▶ **Work to complete**
Copy out the lines that have "image" in them.

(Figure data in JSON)
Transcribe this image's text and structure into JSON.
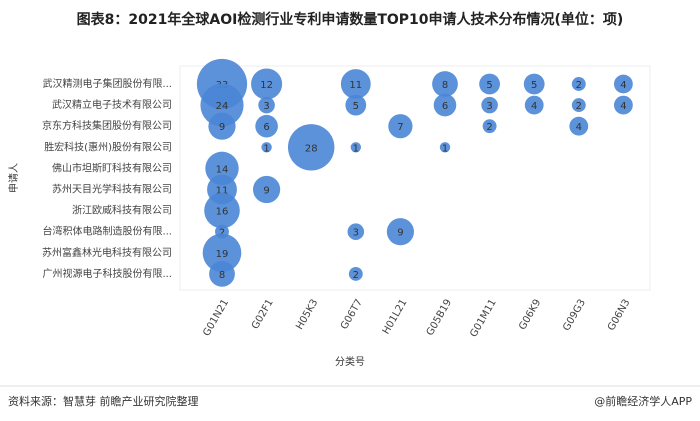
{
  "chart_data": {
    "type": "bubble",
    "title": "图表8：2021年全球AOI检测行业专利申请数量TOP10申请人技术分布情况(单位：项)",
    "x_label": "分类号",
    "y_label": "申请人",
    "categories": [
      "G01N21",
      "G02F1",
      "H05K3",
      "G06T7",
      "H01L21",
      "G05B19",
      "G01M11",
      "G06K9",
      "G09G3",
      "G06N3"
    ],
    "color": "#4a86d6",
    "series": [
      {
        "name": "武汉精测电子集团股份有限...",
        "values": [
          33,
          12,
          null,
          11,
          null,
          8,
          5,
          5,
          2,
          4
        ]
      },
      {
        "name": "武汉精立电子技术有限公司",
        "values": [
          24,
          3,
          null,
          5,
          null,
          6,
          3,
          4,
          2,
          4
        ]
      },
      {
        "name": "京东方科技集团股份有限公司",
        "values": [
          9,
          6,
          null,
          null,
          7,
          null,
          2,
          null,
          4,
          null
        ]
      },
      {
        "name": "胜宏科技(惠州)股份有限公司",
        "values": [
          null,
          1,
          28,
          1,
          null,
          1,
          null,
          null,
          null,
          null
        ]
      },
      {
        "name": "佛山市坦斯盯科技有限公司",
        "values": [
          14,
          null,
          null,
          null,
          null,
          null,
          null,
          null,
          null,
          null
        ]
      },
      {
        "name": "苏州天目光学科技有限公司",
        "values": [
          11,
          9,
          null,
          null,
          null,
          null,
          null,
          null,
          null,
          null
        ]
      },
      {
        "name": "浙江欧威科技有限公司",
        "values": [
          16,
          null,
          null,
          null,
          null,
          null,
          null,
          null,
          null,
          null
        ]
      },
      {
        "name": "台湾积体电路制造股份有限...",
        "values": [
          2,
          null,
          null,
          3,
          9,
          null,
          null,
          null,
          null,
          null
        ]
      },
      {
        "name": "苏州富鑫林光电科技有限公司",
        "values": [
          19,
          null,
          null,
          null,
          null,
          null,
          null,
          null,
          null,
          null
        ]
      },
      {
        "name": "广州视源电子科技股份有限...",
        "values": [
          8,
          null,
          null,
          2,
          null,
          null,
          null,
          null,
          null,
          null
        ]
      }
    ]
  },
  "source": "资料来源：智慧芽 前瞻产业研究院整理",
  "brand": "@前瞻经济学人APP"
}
==
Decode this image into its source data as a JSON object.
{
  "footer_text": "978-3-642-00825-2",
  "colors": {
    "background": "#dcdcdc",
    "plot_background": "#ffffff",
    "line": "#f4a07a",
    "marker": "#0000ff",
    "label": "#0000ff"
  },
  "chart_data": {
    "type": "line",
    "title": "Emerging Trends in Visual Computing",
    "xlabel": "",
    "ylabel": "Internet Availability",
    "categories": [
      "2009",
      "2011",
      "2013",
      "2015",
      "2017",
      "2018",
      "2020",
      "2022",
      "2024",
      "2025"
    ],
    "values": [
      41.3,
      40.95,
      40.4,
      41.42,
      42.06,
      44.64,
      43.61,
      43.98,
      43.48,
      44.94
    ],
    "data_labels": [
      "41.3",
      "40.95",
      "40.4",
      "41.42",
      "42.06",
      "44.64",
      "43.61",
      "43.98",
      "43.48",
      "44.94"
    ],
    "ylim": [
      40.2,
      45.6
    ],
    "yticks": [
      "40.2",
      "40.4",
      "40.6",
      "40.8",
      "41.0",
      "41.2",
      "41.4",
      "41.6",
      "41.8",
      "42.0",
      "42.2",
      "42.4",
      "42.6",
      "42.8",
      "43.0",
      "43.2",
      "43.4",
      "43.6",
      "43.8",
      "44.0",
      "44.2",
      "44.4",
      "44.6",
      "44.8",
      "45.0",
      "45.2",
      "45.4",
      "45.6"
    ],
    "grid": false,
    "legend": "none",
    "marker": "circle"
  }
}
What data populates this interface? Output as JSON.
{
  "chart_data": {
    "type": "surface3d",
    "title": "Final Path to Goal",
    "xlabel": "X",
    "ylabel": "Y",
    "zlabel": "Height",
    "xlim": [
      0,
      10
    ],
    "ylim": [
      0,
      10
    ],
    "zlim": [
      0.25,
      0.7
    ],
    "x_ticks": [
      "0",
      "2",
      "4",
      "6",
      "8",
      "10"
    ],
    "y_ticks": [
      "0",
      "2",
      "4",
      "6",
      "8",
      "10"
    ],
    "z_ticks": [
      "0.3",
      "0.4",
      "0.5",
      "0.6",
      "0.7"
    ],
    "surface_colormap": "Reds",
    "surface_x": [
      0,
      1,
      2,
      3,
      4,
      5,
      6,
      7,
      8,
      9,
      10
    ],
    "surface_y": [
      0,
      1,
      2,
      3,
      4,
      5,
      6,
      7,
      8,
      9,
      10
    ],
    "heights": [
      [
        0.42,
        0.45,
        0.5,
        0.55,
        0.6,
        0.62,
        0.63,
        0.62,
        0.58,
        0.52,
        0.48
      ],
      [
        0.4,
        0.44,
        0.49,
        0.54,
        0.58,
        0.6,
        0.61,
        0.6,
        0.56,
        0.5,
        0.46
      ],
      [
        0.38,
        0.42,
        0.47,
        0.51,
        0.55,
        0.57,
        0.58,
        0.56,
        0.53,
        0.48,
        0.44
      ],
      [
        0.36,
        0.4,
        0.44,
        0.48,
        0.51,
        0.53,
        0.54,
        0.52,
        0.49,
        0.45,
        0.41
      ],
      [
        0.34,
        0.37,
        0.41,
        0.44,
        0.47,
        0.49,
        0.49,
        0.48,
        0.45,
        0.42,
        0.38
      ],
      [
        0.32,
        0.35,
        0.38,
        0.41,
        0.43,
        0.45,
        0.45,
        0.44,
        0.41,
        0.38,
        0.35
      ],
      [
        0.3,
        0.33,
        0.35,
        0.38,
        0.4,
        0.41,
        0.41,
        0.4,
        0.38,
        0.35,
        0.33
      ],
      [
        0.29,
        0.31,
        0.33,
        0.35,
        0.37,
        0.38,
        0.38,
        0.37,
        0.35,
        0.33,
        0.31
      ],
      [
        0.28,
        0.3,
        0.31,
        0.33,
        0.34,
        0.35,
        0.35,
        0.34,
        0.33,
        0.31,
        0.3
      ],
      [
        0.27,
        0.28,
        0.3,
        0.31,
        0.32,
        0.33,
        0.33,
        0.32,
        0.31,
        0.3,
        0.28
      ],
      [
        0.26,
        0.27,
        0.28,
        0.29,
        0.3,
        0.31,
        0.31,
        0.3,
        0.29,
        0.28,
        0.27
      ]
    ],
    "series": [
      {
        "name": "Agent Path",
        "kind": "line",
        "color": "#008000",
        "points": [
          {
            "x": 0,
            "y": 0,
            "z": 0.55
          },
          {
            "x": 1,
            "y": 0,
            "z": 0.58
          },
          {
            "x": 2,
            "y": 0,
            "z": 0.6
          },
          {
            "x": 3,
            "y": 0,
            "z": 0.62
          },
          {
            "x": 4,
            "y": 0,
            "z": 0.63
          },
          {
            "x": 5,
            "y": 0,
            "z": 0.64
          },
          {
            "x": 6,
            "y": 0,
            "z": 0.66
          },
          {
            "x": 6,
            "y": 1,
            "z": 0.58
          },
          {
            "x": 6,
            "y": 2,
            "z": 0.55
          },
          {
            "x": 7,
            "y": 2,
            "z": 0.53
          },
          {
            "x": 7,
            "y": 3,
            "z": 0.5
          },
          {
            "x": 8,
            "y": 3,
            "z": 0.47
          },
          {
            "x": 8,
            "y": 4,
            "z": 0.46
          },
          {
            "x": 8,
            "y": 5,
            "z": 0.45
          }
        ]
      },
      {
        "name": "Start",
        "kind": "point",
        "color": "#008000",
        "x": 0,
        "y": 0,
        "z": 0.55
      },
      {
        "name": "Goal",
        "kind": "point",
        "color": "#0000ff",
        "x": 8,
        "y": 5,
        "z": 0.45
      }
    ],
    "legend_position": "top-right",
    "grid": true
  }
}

▶ **Expected answer**
Transcribe this image's text and structure into JSON.
Decode this image into its source data as a JSON object.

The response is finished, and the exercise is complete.